• WHAT THE EXERCISE ASKS:
Extract, from the listing that follows, each line containing the word "name".

──────── PROVIDED DATA ────────

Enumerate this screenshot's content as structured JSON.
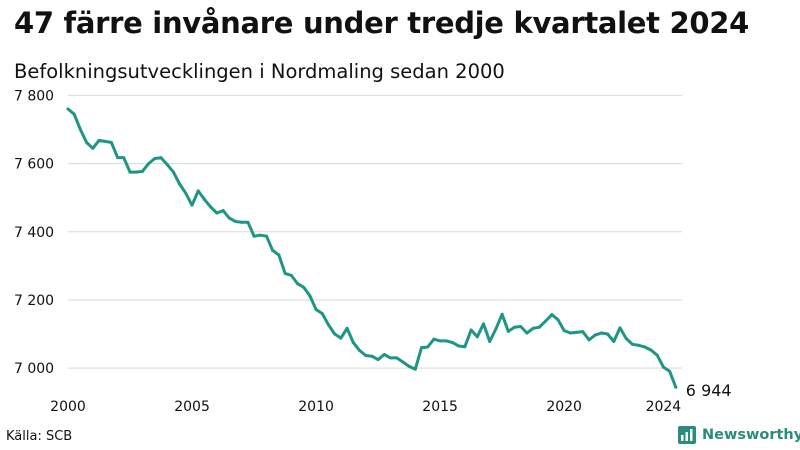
{
  "title": "47 färre invånare under tredje kvartalet 2024",
  "subtitle": "Befolkningsutvecklingen i Nordmaling sedan 2000",
  "source": "Källa: SCB",
  "brand": "Newsworthy",
  "colors": {
    "line": "#1f9683",
    "grid": "#d9d9d9",
    "brand": "#2a8c7c"
  },
  "chart_data": {
    "type": "line",
    "title": "47 färre invånare under tredje kvartalet 2024",
    "subtitle": "Befolkningsutvecklingen i Nordmaling sedan 2000",
    "xlim": [
      2000,
      2024.75
    ],
    "ylim": [
      6930,
      7810
    ],
    "x_ticks": [
      2000,
      2005,
      2010,
      2015,
      2020,
      2024
    ],
    "x_tick_labels": [
      "2000",
      "2005",
      "2010",
      "2015",
      "2020",
      "2024"
    ],
    "y_ticks": [
      7000,
      7200,
      7400,
      7600,
      7800
    ],
    "y_tick_labels": [
      "7 000",
      "7 200",
      "7 400",
      "7 600",
      "7 800"
    ],
    "grid": true,
    "end_label": "6 944",
    "series": [
      {
        "x": [
          2000,
          2000.25,
          2000.5,
          2000.75,
          2001,
          2001.25,
          2001.5,
          2001.75,
          2002,
          2002.25,
          2002.5,
          2002.75,
          2003,
          2003.25,
          2003.5,
          2003.75,
          2004,
          2004.25,
          2004.5,
          2004.75,
          2005,
          2005.25,
          2005.5,
          2005.75,
          2006,
          2006.25,
          2006.5,
          2006.75,
          2007,
          2007.25,
          2007.5,
          2007.75,
          2008,
          2008.25,
          2008.5,
          2008.75,
          2009,
          2009.25,
          2009.5,
          2009.75,
          2010,
          2010.25,
          2010.5,
          2010.75,
          2011,
          2011.25,
          2011.5,
          2011.75,
          2012,
          2012.25,
          2012.5,
          2012.75,
          2013,
          2013.25,
          2013.5,
          2013.75,
          2014,
          2014.25,
          2014.5,
          2014.75,
          2015,
          2015.25,
          2015.5,
          2015.75,
          2016,
          2016.25,
          2016.5,
          2016.75,
          2017,
          2017.25,
          2017.5,
          2017.75,
          2018,
          2018.25,
          2018.5,
          2018.75,
          2019,
          2019.25,
          2019.5,
          2019.75,
          2020,
          2020.25,
          2020.5,
          2020.75,
          2021,
          2021.25,
          2021.5,
          2021.75,
          2022,
          2022.25,
          2022.5,
          2022.75,
          2023,
          2023.25,
          2023.5,
          2023.75,
          2024,
          2024.25,
          2024.5
        ],
        "y": [
          7760,
          7745,
          7700,
          7662,
          7645,
          7668,
          7665,
          7662,
          7618,
          7617,
          7575,
          7575,
          7577,
          7600,
          7615,
          7617,
          7597,
          7575,
          7540,
          7513,
          7478,
          7520,
          7495,
          7473,
          7455,
          7462,
          7440,
          7430,
          7428,
          7428,
          7387,
          7390,
          7387,
          7345,
          7332,
          7278,
          7272,
          7248,
          7237,
          7212,
          7172,
          7160,
          7127,
          7100,
          7088,
          7117,
          7075,
          7052,
          7037,
          7035,
          7025,
          7040,
          7030,
          7030,
          7018,
          7005,
          6997,
          7060,
          7062,
          7085,
          7080,
          7080,
          7075,
          7065,
          7063,
          7112,
          7092,
          7130,
          7078,
          7115,
          7158,
          7108,
          7120,
          7122,
          7103,
          7117,
          7120,
          7138,
          7157,
          7142,
          7110,
          7103,
          7105,
          7107,
          7083,
          7097,
          7103,
          7100,
          7078,
          7118,
          7087,
          7070,
          7067,
          7062,
          7053,
          7038,
          7003,
          6991,
          6944
        ]
      }
    ]
  }
}
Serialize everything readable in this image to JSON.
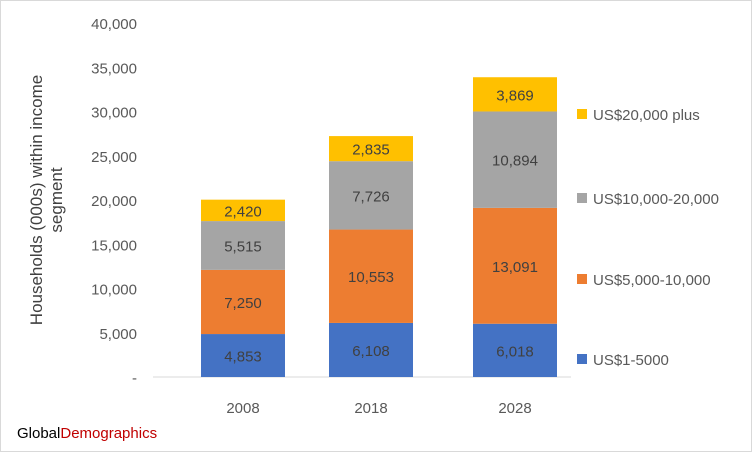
{
  "chart_data": {
    "type": "bar",
    "stacked": true,
    "title": "",
    "xlabel": "",
    "ylabel": "Households (000s) within income segment",
    "ylim": [
      0,
      40000
    ],
    "ytick_step": 5000,
    "ytick_labels": [
      "-",
      "5,000",
      "10,000",
      "15,000",
      "20,000",
      "25,000",
      "30,000",
      "35,000",
      "40,000"
    ],
    "categories": [
      "2008",
      "2018",
      "2028"
    ],
    "series": [
      {
        "name": "US$1-5000",
        "color": "#4472c4",
        "values": [
          4853,
          6108,
          6018
        ],
        "labels": [
          "4,853",
          "6,108",
          "6,018"
        ]
      },
      {
        "name": "US$5,000-10,000",
        "color": "#ed7d31",
        "values": [
          7250,
          10553,
          13091
        ],
        "labels": [
          "7,250",
          "10,553",
          "13,091"
        ]
      },
      {
        "name": "US$10,000-20,000",
        "color": "#a5a5a5",
        "values": [
          5515,
          7726,
          10894
        ],
        "labels": [
          "5,515",
          "7,726",
          "10,894"
        ]
      },
      {
        "name": "US$20,000 plus",
        "color": "#ffc000",
        "values": [
          2420,
          2835,
          3869
        ],
        "labels": [
          "2,420",
          "2,835",
          "3,869"
        ]
      }
    ],
    "legend_position": "right",
    "grid": false
  },
  "watermark": {
    "part1": "Global",
    "part2": "Demographics"
  }
}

────────

• IN RESPONSE:
        "name": "US$1-5000",
        "name": "US$5,000-10,000",
        "name": "US$10,000-20,000",
        "name": "US$20,000 plus",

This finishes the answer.